Stored items from a collection:
(begin)
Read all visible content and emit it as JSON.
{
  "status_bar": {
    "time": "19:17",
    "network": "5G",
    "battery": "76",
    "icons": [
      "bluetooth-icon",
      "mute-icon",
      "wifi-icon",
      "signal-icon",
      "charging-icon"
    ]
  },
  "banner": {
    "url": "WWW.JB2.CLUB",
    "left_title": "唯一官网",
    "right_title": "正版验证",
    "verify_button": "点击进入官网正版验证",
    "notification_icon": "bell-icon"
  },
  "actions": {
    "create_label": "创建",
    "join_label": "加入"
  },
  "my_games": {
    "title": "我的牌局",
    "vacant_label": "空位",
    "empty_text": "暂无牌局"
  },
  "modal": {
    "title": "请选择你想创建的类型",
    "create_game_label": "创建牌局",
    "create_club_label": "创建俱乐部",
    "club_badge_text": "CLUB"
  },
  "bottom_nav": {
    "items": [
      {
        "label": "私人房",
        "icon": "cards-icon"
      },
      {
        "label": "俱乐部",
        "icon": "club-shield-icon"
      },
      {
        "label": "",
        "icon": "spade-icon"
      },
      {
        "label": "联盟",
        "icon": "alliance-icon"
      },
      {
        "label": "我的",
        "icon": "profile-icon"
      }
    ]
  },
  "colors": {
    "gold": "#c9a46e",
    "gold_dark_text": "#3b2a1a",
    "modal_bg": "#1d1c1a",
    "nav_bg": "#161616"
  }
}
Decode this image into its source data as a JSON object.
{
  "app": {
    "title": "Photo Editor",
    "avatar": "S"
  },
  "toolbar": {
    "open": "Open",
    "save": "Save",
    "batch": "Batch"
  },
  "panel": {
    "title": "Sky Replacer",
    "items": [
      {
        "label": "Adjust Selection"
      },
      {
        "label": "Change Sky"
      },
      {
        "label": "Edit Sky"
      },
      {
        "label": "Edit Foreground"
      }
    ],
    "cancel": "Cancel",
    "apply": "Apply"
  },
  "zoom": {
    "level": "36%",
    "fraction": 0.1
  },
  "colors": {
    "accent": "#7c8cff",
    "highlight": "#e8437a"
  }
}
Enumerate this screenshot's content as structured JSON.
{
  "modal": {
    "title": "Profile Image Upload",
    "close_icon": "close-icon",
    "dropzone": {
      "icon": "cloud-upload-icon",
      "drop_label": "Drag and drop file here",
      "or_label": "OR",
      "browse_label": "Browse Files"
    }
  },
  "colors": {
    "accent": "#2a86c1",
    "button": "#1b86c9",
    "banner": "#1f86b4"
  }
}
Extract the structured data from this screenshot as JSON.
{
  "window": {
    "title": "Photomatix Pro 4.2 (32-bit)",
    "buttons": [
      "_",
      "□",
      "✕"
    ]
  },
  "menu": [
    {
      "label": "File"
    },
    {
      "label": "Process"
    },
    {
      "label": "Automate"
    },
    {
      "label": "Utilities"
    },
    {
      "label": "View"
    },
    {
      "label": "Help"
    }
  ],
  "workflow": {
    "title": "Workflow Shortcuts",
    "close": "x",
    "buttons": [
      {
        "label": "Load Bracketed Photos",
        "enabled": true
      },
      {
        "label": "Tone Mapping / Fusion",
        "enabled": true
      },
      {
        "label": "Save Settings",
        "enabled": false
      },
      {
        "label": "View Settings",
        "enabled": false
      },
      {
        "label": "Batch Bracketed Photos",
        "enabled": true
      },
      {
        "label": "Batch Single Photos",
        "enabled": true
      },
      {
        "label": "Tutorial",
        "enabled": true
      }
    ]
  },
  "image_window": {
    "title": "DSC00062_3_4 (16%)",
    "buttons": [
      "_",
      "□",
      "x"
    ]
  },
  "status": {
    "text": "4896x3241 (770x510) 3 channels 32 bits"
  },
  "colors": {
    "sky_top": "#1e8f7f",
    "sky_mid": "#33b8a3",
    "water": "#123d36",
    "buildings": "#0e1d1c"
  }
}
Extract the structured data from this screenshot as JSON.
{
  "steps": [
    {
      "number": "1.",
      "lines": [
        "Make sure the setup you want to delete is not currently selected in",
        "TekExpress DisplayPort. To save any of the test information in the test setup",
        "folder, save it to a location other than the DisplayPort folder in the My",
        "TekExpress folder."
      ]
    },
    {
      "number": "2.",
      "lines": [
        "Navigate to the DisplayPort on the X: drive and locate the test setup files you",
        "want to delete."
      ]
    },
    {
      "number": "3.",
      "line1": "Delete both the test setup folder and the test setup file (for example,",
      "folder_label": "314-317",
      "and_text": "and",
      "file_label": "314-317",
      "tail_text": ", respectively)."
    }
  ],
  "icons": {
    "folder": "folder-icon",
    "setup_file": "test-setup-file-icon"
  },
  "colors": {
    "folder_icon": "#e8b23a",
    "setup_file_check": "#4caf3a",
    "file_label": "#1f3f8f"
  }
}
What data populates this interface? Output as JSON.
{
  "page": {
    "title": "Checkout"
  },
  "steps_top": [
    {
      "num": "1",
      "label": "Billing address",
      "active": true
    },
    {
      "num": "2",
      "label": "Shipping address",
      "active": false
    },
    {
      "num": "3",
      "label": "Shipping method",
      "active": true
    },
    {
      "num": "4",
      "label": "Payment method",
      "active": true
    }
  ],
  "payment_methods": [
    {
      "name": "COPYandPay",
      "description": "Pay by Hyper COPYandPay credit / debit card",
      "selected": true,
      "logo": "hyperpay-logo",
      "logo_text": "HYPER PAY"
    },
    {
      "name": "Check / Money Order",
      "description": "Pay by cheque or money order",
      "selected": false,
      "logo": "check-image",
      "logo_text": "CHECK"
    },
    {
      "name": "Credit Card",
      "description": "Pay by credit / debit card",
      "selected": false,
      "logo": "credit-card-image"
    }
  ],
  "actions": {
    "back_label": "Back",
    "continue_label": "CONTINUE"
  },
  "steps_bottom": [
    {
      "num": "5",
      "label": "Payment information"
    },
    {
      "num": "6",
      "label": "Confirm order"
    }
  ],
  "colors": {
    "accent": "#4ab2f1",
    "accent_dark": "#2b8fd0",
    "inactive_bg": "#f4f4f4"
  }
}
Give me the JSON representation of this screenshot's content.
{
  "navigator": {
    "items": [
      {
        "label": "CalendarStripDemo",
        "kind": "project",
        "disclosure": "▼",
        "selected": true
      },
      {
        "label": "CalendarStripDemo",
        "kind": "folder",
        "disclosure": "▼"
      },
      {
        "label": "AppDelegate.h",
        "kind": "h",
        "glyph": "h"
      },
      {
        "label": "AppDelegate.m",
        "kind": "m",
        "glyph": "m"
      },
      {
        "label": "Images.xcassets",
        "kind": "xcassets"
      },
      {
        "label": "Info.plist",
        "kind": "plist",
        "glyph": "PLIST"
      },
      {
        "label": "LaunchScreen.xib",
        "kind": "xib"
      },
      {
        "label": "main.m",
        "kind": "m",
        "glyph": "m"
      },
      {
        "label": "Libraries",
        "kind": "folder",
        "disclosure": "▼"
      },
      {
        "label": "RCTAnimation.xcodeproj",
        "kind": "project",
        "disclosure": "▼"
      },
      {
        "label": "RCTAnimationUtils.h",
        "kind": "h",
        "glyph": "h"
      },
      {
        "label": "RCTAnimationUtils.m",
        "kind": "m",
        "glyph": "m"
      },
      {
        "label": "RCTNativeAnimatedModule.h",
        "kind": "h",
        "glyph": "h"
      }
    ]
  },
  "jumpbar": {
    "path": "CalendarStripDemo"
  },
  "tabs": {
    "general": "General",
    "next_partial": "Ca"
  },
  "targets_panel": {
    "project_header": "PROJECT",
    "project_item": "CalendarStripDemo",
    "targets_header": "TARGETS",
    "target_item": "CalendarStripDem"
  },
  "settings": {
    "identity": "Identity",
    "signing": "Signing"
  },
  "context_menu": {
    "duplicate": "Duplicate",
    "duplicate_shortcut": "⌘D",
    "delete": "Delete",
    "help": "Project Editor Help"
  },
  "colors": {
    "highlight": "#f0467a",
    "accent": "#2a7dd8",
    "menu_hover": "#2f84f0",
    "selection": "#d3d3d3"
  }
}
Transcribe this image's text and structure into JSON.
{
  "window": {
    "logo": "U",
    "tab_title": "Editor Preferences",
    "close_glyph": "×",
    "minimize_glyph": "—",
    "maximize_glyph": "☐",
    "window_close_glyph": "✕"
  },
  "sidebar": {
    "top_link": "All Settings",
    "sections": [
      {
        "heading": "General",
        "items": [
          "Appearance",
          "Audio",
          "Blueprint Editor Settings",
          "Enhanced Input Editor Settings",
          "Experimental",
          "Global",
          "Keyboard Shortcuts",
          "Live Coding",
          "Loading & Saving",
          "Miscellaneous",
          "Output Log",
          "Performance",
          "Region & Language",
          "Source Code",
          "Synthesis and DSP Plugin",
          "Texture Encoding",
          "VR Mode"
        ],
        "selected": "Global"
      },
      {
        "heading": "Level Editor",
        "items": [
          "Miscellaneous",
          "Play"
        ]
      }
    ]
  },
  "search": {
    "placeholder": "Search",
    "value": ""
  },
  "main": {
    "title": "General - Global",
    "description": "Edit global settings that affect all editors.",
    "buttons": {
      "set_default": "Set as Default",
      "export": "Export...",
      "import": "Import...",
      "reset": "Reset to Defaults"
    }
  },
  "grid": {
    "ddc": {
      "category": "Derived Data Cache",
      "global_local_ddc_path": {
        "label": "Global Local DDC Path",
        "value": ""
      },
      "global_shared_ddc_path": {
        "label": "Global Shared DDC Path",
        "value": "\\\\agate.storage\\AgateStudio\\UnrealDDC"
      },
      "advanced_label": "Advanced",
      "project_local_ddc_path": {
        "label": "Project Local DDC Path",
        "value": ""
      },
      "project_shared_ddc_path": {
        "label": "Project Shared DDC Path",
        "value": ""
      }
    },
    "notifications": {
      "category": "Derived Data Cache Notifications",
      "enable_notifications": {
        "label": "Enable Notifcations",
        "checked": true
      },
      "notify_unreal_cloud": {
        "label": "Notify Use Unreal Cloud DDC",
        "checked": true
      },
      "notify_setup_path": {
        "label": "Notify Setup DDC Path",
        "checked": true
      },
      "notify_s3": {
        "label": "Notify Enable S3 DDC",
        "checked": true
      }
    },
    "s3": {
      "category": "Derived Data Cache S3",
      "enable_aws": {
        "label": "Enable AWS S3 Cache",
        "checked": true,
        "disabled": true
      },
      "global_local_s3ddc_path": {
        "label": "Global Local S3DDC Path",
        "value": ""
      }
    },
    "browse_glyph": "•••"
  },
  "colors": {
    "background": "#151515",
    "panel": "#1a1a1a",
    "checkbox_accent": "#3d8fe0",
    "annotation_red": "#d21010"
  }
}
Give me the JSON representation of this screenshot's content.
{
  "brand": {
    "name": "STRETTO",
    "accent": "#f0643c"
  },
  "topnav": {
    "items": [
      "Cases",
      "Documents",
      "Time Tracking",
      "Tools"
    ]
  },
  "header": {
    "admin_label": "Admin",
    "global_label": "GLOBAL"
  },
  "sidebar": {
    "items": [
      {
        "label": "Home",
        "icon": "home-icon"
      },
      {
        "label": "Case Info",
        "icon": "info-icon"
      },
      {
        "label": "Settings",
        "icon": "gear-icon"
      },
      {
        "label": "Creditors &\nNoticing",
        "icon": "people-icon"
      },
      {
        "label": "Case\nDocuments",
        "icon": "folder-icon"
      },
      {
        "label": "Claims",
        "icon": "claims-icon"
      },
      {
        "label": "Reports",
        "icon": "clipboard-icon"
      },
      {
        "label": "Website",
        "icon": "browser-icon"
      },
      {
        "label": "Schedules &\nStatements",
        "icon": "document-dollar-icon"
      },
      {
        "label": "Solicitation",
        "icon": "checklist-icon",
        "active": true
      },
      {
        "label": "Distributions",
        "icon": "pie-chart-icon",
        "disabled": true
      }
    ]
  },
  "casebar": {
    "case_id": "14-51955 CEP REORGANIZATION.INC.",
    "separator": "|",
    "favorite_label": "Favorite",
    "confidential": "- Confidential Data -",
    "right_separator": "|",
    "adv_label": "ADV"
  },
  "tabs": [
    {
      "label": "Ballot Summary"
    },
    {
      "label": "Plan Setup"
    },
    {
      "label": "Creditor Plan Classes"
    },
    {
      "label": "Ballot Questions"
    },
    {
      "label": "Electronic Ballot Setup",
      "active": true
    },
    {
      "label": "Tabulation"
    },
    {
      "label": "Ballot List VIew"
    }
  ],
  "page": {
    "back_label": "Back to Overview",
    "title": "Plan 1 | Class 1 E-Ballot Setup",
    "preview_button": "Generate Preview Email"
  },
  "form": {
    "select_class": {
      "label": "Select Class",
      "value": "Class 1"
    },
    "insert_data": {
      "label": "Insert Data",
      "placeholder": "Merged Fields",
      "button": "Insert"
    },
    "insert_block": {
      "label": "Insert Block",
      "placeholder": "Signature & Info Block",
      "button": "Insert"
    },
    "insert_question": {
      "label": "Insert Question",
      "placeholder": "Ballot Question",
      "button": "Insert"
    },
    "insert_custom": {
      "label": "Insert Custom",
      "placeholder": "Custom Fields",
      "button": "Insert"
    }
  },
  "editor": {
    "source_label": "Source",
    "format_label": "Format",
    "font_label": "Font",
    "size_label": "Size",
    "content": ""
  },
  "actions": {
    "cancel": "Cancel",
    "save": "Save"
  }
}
(end)
■ WHAT IS NEEDED
Which lines hold the word "Derived"? Copy all of them.

■ ANSWER TO THIS EXERCISE
      "category": "Derived Data Cache",
      "category": "Derived Data Cache Notifications",
      "category": "Derived Data Cache S3",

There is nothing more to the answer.